**Problem description:** From the entries below, copy every line where the string "this" appears.

**Raw data:**
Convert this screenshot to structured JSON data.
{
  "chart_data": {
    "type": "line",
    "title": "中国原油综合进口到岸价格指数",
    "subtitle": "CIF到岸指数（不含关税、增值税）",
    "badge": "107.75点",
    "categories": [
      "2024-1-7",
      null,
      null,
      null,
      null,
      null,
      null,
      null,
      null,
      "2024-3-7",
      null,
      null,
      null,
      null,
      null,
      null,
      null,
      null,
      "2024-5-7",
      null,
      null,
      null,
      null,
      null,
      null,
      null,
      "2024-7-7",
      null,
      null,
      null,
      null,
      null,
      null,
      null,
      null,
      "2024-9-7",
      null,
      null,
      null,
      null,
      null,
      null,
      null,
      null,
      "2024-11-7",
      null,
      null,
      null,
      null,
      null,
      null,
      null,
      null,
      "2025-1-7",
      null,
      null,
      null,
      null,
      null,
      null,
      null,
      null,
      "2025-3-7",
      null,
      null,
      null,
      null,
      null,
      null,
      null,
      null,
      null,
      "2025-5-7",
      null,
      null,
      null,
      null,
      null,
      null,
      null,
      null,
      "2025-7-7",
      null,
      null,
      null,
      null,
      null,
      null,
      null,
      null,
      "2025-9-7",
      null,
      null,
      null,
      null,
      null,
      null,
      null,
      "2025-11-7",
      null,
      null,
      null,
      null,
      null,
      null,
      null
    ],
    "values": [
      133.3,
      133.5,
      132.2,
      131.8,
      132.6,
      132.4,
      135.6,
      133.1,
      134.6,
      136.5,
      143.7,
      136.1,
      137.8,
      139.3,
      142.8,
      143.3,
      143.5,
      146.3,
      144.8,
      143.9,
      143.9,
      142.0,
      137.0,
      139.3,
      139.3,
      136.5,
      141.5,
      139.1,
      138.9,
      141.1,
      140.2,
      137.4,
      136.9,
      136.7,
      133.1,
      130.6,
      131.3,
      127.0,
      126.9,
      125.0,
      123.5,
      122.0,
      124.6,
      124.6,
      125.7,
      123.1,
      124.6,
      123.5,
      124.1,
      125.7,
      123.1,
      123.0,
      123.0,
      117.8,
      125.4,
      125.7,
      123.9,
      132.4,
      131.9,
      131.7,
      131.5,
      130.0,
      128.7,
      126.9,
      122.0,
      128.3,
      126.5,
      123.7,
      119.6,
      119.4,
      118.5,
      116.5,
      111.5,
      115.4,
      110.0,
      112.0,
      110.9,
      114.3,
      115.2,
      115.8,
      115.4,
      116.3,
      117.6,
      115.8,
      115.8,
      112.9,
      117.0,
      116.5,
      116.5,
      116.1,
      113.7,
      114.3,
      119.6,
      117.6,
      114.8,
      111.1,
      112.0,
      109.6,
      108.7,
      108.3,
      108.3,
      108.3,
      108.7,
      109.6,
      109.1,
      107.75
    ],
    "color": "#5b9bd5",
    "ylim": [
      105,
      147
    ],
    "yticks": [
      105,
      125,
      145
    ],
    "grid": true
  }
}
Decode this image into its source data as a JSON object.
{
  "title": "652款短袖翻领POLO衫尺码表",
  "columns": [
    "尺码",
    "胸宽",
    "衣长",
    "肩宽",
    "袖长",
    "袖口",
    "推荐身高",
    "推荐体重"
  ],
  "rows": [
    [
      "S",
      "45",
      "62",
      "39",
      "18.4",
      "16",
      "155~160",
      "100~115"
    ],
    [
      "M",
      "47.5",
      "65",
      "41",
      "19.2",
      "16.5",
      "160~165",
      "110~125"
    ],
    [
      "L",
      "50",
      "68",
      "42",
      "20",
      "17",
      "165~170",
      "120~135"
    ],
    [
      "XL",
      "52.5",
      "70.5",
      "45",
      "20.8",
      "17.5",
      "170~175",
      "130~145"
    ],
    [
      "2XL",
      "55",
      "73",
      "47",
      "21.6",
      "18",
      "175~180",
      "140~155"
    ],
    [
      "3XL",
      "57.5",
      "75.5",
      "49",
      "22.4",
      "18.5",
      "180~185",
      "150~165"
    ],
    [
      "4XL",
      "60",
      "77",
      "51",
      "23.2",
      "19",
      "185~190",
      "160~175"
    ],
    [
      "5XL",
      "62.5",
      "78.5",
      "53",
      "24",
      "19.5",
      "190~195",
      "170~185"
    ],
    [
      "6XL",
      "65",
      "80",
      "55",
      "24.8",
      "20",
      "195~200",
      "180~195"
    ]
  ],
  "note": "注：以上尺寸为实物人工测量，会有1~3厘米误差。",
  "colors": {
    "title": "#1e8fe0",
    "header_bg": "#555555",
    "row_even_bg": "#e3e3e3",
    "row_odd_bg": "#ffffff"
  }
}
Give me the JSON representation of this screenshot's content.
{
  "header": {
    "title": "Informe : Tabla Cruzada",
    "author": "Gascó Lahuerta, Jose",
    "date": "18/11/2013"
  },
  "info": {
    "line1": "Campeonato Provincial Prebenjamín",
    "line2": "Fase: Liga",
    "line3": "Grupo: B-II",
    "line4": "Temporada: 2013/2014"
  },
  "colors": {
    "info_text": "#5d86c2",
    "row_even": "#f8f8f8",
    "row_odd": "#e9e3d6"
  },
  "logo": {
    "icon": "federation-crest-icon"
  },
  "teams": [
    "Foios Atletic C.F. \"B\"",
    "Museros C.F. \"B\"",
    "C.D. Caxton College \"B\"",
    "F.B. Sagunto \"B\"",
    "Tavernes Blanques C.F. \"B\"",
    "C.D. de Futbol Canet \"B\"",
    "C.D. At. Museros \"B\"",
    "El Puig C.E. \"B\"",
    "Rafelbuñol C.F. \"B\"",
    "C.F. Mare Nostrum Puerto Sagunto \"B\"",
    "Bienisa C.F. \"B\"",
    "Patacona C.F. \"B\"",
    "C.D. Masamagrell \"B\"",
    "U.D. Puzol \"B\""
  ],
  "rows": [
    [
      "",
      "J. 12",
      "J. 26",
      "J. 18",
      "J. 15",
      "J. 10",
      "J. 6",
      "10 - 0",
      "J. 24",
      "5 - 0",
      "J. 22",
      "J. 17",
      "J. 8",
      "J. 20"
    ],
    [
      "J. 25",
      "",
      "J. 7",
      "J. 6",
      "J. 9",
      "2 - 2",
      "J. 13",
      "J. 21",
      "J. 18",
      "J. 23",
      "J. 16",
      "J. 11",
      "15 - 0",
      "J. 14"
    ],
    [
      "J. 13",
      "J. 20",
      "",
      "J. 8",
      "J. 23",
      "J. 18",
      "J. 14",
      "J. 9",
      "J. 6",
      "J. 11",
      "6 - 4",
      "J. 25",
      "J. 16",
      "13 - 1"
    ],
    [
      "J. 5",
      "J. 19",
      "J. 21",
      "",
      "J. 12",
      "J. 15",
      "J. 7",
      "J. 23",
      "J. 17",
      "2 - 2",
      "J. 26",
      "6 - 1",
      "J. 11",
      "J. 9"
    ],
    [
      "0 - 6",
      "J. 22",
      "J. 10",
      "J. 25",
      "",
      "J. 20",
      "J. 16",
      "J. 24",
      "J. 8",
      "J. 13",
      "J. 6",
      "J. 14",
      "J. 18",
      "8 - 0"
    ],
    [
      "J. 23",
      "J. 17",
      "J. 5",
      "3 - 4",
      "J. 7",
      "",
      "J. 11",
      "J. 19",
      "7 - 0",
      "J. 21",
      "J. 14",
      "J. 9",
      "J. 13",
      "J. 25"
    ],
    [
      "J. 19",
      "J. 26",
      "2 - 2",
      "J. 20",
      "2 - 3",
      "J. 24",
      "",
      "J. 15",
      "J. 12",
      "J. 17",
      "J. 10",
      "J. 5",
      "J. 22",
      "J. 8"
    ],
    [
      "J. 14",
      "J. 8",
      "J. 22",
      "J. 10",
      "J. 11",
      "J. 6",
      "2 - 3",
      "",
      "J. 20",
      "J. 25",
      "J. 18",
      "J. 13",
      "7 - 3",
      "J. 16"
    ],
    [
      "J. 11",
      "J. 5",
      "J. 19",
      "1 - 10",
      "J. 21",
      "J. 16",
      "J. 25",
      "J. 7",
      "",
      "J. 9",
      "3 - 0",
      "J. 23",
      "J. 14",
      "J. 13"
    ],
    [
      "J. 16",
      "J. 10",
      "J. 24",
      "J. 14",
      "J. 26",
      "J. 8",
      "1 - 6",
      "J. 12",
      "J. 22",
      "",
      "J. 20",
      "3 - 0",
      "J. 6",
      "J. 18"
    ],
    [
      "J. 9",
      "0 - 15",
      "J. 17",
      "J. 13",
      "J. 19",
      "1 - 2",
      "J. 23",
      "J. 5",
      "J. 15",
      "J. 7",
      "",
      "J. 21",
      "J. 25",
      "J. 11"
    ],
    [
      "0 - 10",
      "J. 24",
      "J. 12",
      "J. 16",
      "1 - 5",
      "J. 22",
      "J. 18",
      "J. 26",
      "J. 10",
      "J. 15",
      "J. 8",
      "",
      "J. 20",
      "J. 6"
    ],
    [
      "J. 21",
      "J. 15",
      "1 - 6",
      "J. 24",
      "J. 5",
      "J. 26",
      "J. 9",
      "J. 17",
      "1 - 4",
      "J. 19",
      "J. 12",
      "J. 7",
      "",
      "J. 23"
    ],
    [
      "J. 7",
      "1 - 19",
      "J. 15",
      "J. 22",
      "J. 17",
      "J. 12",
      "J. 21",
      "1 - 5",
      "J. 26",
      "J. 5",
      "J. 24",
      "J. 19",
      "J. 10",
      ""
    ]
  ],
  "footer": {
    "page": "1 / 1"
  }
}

**Complete answer:**
Convert this screenshot to structured JSON data.
Decode this image into its source data as a JSON object.
Give me the JSON representation of this screenshot's content.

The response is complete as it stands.